§ **TASK DETAILS**: Go through the material below, count the lines with the word "secured", and reply with the count alone.

§ **RECORDS FOR THE EXERCISE**:
....

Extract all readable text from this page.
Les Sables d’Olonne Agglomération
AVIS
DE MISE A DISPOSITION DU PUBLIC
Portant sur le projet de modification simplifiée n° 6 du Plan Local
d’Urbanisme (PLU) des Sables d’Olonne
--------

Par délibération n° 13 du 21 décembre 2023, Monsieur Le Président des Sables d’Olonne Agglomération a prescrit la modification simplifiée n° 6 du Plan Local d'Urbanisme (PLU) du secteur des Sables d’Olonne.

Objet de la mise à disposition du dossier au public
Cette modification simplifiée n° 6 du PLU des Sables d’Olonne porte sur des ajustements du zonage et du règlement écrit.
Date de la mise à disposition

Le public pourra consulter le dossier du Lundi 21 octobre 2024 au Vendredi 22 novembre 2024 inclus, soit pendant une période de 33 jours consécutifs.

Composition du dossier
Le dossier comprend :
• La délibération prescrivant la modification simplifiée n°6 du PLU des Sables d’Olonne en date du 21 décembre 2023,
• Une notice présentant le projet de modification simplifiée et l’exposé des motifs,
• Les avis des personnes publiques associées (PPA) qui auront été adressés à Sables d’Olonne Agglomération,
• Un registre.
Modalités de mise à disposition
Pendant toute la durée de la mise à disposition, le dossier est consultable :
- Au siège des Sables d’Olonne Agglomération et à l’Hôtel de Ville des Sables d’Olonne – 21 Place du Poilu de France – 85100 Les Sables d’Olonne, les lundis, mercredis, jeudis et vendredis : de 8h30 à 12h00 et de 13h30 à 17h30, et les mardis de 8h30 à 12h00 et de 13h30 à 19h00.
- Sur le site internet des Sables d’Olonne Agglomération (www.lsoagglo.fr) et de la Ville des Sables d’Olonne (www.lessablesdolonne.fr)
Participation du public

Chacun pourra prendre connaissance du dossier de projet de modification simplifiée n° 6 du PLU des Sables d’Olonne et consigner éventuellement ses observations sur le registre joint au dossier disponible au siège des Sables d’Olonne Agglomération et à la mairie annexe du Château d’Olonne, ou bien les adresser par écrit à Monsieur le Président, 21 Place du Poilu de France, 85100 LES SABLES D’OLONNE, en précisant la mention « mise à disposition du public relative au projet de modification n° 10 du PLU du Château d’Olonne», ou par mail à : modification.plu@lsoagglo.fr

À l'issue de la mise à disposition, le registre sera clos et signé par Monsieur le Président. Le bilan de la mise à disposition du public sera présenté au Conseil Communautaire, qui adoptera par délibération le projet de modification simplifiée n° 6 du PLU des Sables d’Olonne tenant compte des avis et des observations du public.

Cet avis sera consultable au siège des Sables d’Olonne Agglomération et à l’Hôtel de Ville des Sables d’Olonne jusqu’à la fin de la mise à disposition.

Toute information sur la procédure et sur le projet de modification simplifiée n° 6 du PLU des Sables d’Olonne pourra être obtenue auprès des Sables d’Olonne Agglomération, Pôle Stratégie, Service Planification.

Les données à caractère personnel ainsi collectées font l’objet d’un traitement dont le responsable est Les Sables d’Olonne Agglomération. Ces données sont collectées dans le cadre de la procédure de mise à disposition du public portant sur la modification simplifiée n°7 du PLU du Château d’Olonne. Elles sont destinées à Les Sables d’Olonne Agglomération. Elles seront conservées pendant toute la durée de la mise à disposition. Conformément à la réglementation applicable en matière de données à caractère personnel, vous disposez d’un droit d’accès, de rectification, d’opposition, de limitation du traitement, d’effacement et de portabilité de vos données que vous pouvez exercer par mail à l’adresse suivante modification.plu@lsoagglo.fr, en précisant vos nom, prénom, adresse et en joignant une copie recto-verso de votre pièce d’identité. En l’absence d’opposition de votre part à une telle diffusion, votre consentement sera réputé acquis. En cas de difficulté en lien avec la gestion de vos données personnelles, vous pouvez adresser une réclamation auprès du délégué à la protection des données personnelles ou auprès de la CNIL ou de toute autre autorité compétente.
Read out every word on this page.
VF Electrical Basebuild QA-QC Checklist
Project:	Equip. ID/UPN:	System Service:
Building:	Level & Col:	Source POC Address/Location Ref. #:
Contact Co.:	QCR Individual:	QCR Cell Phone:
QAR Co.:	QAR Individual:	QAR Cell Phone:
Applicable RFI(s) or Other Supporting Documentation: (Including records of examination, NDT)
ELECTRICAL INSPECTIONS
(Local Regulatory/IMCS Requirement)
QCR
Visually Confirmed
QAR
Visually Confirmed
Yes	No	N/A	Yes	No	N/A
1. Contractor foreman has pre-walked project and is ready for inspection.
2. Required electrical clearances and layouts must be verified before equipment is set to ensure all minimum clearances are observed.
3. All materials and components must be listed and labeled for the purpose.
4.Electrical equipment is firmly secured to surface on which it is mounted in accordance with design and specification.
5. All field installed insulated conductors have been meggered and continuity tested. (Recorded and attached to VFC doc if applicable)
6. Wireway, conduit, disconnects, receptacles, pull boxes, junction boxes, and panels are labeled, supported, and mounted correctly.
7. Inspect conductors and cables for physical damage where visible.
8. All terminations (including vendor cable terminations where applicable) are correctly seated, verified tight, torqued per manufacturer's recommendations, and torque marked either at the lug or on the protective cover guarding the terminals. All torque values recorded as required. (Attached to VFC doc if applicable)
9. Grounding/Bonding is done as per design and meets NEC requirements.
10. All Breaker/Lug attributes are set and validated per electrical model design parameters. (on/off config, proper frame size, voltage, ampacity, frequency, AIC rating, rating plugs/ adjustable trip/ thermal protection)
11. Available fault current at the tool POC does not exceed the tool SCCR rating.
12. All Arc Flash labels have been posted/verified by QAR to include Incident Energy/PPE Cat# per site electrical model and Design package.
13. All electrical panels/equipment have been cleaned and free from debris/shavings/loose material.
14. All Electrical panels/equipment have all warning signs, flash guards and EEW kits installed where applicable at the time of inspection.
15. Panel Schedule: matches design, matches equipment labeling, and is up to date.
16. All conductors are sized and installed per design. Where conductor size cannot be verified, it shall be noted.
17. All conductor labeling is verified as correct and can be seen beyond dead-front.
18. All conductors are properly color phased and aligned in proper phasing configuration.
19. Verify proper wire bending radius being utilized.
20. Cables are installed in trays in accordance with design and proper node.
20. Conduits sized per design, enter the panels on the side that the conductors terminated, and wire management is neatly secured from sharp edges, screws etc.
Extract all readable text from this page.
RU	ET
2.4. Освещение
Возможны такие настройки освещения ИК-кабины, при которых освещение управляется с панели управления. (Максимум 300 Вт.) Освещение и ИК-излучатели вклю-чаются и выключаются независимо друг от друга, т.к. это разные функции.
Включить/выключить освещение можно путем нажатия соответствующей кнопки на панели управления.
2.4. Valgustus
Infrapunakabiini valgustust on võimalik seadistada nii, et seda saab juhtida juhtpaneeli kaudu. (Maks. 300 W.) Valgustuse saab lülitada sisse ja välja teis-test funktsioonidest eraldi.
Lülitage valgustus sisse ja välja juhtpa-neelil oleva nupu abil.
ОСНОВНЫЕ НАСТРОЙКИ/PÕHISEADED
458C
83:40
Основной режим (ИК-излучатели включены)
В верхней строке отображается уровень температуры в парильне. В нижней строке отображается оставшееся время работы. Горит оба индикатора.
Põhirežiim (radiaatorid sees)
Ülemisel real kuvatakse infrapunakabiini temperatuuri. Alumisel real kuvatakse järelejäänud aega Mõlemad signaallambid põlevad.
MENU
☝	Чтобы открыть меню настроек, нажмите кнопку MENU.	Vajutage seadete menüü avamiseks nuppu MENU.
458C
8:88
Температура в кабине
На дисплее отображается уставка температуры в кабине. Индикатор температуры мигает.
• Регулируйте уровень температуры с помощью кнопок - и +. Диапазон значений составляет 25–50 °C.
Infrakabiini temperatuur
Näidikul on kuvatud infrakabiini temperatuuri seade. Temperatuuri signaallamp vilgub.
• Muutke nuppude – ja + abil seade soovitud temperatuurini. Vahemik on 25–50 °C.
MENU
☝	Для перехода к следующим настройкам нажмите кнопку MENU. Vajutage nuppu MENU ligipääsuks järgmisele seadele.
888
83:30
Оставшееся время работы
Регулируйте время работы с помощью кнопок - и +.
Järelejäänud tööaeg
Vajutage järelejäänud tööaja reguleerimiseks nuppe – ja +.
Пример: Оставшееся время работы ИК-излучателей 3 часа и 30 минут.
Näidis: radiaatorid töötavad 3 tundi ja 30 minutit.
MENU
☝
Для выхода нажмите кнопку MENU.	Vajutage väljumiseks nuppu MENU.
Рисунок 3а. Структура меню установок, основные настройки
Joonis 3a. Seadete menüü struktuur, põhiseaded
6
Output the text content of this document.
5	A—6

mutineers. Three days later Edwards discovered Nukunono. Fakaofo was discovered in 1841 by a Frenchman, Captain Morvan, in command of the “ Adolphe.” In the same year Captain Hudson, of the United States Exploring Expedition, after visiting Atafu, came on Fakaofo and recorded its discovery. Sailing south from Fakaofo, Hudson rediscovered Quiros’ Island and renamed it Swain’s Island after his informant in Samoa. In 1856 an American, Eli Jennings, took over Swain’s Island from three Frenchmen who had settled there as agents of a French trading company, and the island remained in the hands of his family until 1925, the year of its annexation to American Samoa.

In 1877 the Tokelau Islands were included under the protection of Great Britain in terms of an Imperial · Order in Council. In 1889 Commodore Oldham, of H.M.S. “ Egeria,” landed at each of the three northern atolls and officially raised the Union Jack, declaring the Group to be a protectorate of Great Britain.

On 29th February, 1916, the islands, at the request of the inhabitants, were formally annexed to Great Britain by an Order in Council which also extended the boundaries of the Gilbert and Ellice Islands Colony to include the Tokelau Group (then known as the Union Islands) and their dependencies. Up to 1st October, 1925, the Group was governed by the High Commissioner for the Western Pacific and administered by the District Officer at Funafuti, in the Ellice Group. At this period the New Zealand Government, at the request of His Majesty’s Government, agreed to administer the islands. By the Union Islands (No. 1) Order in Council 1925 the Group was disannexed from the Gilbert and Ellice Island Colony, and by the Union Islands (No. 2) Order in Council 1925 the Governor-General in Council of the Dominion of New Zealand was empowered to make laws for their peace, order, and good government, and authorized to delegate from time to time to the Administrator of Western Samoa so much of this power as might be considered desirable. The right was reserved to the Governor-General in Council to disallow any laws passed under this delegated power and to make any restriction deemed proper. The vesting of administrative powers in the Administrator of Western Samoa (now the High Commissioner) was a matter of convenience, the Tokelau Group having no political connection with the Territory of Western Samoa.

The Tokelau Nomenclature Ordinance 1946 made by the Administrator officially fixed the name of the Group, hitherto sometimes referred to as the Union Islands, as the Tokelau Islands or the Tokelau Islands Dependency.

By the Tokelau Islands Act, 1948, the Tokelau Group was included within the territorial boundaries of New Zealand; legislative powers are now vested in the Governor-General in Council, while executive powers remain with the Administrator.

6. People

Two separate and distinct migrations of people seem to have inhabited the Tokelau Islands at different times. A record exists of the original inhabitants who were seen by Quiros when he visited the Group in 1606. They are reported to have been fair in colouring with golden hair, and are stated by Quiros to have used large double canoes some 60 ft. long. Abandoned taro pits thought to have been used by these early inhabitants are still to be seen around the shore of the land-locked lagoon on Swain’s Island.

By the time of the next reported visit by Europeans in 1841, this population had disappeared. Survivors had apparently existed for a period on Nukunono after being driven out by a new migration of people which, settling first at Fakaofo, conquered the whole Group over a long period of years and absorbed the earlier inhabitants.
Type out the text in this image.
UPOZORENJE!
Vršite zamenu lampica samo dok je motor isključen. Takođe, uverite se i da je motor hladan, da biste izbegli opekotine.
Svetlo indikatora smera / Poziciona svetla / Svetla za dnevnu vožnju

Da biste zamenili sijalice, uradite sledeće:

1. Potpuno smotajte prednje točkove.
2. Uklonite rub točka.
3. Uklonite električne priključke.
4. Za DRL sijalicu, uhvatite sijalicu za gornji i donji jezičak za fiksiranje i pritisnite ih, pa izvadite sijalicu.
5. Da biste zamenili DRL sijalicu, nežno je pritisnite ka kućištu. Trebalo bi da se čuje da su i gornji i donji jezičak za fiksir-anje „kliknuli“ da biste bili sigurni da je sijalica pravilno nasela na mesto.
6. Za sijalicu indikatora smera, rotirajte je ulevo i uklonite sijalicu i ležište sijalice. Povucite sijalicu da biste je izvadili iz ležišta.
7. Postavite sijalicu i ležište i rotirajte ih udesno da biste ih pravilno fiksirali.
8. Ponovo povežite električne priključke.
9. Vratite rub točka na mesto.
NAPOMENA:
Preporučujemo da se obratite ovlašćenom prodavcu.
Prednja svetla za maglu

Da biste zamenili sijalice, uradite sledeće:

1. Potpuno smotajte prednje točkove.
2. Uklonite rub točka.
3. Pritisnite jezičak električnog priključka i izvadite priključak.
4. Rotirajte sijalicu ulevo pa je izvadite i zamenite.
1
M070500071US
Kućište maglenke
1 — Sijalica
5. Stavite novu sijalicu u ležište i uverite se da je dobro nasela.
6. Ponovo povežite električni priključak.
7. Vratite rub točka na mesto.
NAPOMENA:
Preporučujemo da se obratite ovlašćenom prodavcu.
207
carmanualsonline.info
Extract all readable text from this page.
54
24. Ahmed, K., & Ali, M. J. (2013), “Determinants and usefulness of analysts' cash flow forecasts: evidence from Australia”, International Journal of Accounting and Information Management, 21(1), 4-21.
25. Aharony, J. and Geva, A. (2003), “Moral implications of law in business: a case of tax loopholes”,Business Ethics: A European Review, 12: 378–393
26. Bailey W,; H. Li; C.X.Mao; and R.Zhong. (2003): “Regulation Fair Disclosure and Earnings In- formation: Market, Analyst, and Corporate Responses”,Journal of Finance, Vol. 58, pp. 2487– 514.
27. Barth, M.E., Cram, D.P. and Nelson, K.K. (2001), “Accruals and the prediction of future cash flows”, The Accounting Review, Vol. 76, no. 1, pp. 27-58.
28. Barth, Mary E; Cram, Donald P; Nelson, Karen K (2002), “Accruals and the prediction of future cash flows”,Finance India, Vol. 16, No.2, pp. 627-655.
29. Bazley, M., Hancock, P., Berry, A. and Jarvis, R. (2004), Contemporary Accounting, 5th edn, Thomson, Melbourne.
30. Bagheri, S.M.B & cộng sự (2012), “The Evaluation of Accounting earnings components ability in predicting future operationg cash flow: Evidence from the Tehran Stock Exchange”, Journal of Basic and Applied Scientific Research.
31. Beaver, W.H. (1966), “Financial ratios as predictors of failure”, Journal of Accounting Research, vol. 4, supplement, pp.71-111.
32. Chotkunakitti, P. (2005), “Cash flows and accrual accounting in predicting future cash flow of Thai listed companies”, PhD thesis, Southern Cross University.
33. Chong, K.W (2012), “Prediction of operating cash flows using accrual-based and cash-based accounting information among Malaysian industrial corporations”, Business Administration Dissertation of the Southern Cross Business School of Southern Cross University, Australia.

....

§ **FULL ANSWER**: 2